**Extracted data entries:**
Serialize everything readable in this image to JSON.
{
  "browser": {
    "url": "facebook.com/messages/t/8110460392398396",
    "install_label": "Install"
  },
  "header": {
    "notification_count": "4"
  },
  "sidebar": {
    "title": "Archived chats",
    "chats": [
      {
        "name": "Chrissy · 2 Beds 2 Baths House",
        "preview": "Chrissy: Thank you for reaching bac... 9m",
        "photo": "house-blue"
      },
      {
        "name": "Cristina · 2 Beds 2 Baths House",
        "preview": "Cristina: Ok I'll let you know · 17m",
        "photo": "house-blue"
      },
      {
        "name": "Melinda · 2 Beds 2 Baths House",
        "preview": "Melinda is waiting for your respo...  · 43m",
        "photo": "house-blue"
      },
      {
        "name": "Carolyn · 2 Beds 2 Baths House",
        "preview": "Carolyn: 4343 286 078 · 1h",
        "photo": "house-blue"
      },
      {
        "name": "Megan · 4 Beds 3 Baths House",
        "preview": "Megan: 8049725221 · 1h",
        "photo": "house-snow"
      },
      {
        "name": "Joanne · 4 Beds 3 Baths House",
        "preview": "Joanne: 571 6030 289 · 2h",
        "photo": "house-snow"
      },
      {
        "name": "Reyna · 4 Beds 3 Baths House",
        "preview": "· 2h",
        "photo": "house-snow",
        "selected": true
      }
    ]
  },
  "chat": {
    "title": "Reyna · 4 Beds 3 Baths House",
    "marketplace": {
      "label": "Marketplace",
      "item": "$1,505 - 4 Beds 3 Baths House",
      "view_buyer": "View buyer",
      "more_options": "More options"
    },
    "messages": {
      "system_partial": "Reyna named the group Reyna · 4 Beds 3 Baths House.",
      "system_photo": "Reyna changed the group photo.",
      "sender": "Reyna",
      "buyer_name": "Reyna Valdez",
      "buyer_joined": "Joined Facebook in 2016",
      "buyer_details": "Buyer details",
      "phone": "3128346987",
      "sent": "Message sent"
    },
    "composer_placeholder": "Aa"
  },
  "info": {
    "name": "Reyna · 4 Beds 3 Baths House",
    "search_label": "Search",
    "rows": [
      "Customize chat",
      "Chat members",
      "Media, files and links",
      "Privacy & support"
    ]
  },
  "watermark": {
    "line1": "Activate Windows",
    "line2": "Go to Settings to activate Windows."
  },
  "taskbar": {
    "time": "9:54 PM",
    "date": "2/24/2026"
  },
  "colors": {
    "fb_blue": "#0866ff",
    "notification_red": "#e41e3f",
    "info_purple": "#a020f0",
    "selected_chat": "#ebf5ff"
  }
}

**PROBLEM DETAILS:** Check each line of the entries above, and show every one holding the word "Melinda".

**TASK ANSWER:**
        "name": "Melinda · 2 Beds 2 Baths House",
        "preview": "Melinda is waiting for your respo...  · 43m",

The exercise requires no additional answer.